** Start of RECORDS SHOWN **

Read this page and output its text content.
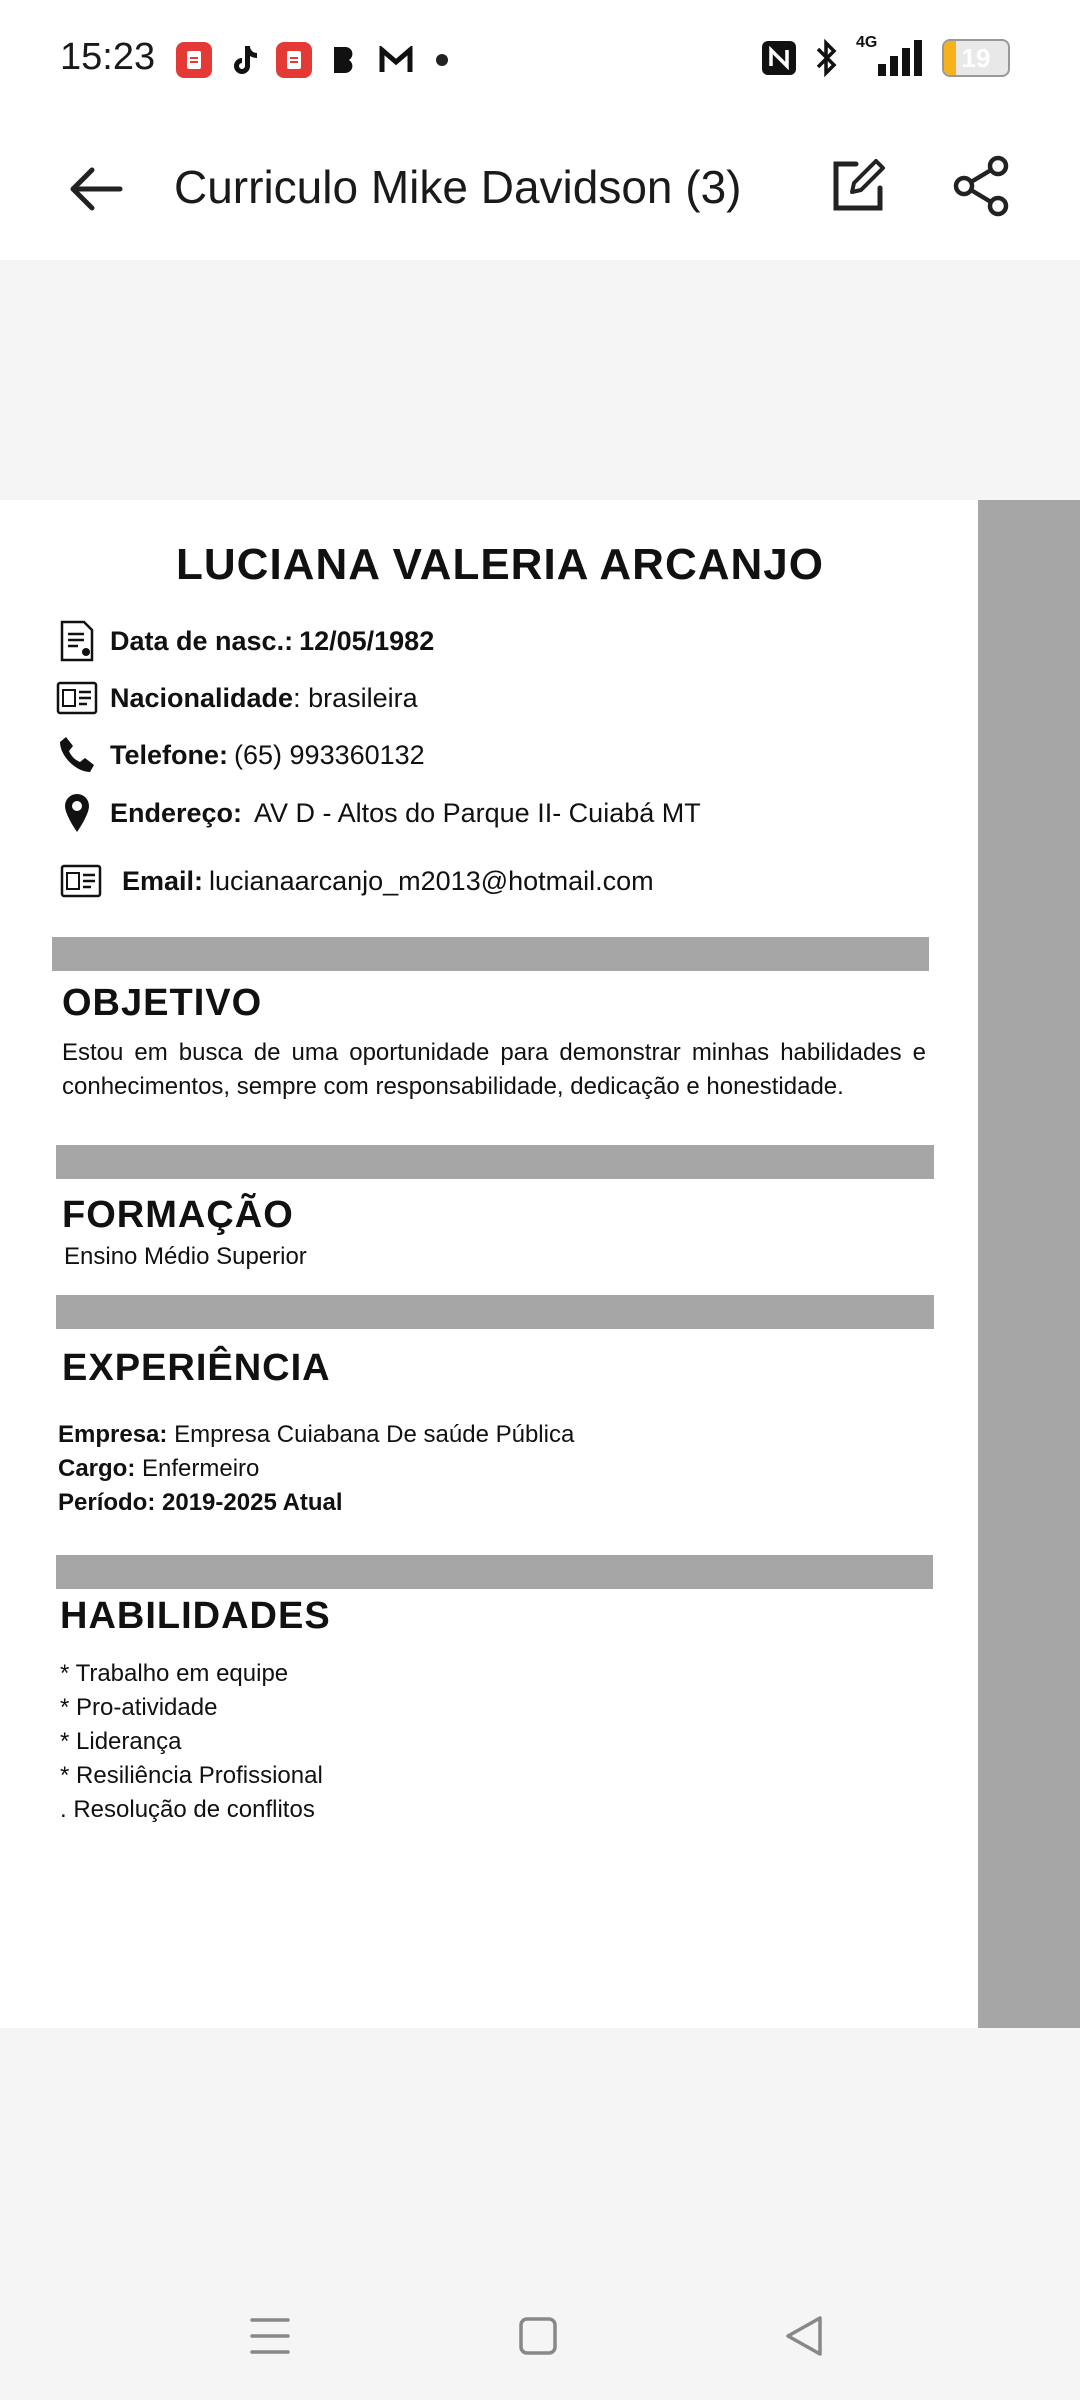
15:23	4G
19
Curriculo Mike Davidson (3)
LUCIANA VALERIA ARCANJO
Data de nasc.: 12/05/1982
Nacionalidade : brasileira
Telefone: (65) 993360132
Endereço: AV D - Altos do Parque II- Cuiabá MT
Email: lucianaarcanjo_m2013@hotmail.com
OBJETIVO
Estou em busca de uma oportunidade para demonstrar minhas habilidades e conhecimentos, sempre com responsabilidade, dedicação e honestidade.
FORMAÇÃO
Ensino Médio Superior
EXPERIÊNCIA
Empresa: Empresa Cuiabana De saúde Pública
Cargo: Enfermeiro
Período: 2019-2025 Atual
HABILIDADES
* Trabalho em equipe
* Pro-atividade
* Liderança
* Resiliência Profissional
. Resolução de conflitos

** End of RECORDS SHOWN **

All of the records above must be copied exactly, except for the pictures.

RESPONSE »
Read this page and output its text content.
15:23	4G
19
Curriculo Mike Davidson (3)
LUCIANA VALERIA ARCANJO
Data de nasc.: 12/05/1982
Nacionalidade : brasileira
Telefone: (65) 993360132
Endereço: AV D - Altos do Parque II- Cuiabá MT
Email: lucianaarcanjo_m2013@hotmail.com
OBJETIVO
Estou em busca de uma oportunidade para demonstrar minhas habilidades e conhecimentos, sempre com responsabilidade, dedicação e honestidade.
FORMAÇÃO
Ensino Médio Superior
EXPERIÊNCIA
Empresa: Empresa Cuiabana De saúde Pública
Cargo: Enfermeiro
Período: 2019-2025 Atual
HABILIDADES
* Trabalho em equipe
* Pro-atividade
* Liderança
* Resiliência Profissional
. Resolução de conflitos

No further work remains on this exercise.